Extracted data entries:
--------------------

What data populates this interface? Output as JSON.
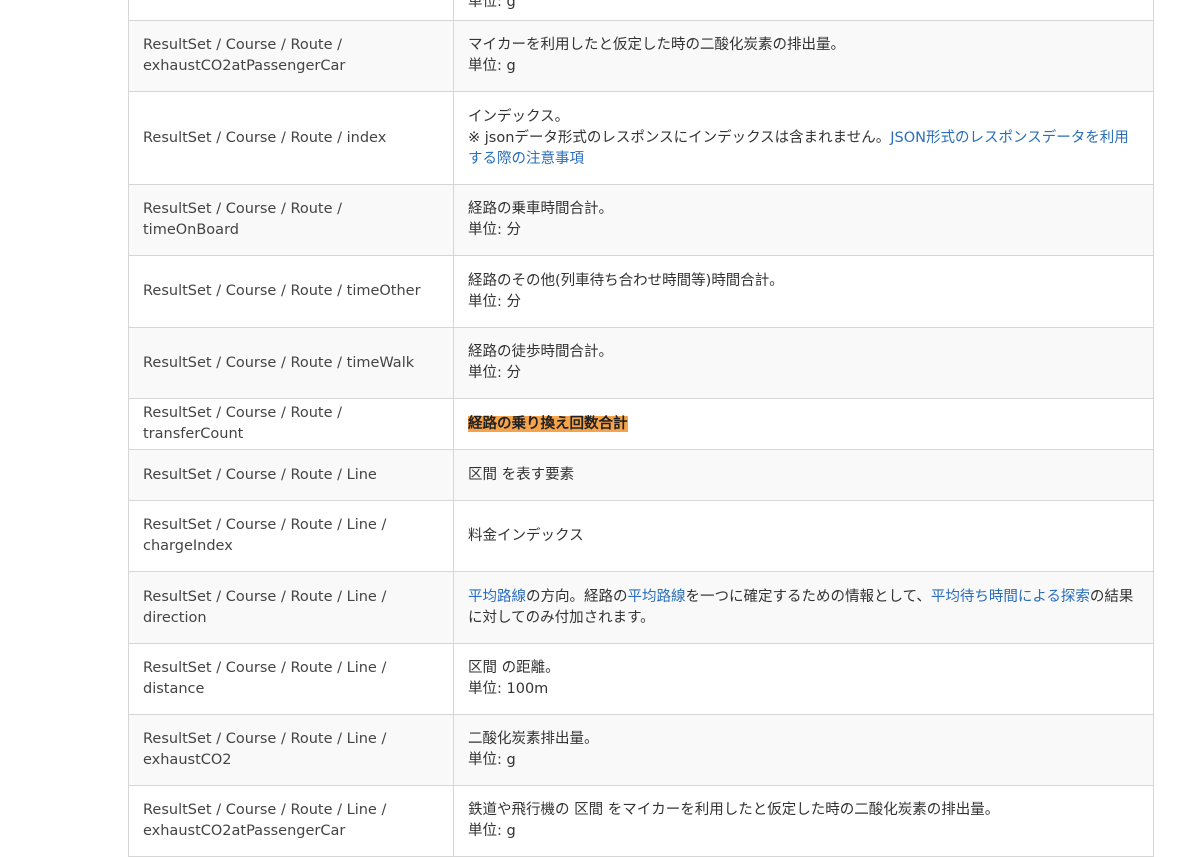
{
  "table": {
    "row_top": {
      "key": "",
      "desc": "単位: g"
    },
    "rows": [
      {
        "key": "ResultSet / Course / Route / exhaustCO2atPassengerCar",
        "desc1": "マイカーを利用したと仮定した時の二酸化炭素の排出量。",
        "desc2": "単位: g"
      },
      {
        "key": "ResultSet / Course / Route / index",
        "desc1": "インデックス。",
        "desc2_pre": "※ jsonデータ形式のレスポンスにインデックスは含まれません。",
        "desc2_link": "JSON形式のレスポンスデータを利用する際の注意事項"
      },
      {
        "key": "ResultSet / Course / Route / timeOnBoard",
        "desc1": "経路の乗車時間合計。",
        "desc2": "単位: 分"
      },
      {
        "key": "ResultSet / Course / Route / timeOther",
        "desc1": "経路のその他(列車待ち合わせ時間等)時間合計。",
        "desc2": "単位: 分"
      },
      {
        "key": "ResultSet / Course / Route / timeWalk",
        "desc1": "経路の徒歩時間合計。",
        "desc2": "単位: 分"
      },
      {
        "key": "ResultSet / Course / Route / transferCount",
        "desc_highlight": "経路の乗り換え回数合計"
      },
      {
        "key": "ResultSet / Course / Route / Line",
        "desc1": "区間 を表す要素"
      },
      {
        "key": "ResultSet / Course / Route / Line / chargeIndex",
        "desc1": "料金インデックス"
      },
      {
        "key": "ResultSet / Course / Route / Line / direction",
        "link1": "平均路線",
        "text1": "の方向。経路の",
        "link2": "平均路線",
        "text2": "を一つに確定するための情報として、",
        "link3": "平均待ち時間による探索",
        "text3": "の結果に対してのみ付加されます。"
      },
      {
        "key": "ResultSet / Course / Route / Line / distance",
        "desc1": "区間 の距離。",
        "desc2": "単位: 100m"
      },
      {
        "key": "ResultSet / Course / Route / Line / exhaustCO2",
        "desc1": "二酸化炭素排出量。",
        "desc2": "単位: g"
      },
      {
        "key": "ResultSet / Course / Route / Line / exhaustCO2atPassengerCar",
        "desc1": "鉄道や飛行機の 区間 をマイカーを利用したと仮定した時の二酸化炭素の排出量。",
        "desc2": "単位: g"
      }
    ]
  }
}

--------------------

§ **THE PROBLEM**: Omit the pictures, then output the rest of the listing exactly.

§ **THE ANSWER**:
What data populates this interface? Output as JSON.
{
  "table": {
    "row_top": {
      "key": "",
      "desc": "単位: g"
    },
    "rows": [
      {
        "key": "ResultSet / Course / Route / exhaustCO2atPassengerCar",
        "desc1": "マイカーを利用したと仮定した時の二酸化炭素の排出量。",
        "desc2": "単位: g"
      },
      {
        "key": "ResultSet / Course / Route / index",
        "desc1": "インデックス。",
        "desc2_pre": "※ jsonデータ形式のレスポンスにインデックスは含まれません。",
        "desc2_link": "JSON形式のレスポンスデータを利用する際の注意事項"
      },
      {
        "key": "ResultSet / Course / Route / timeOnBoard",
        "desc1": "経路の乗車時間合計。",
        "desc2": "単位: 分"
      },
      {
        "key": "ResultSet / Course / Route / timeOther",
        "desc1": "経路のその他(列車待ち合わせ時間等)時間合計。",
        "desc2": "単位: 分"
      },
      {
        "key": "ResultSet / Course / Route / timeWalk",
        "desc1": "経路の徒歩時間合計。",
        "desc2": "単位: 分"
      },
      {
        "key": "ResultSet / Course / Route / transferCount",
        "desc_highlight": "経路の乗り換え回数合計"
      },
      {
        "key": "ResultSet / Course / Route / Line",
        "desc1": "区間 を表す要素"
      },
      {
        "key": "ResultSet / Course / Route / Line / chargeIndex",
        "desc1": "料金インデックス"
      },
      {
        "key": "ResultSet / Course / Route / Line / direction",
        "link1": "平均路線",
        "text1": "の方向。経路の",
        "link2": "平均路線",
        "text2": "を一つに確定するための情報として、",
        "link3": "平均待ち時間による探索",
        "text3": "の結果に対してのみ付加されます。"
      },
      {
        "key": "ResultSet / Course / Route / Line / distance",
        "desc1": "区間 の距離。",
        "desc2": "単位: 100m"
      },
      {
        "key": "ResultSet / Course / Route / Line / exhaustCO2",
        "desc1": "二酸化炭素排出量。",
        "desc2": "単位: g"
      },
      {
        "key": "ResultSet / Course / Route / Line / exhaustCO2atPassengerCar",
        "desc1": "鉄道や飛行機の 区間 をマイカーを利用したと仮定した時の二酸化炭素の排出量。",
        "desc2": "単位: g"
      }
    ]
  }
}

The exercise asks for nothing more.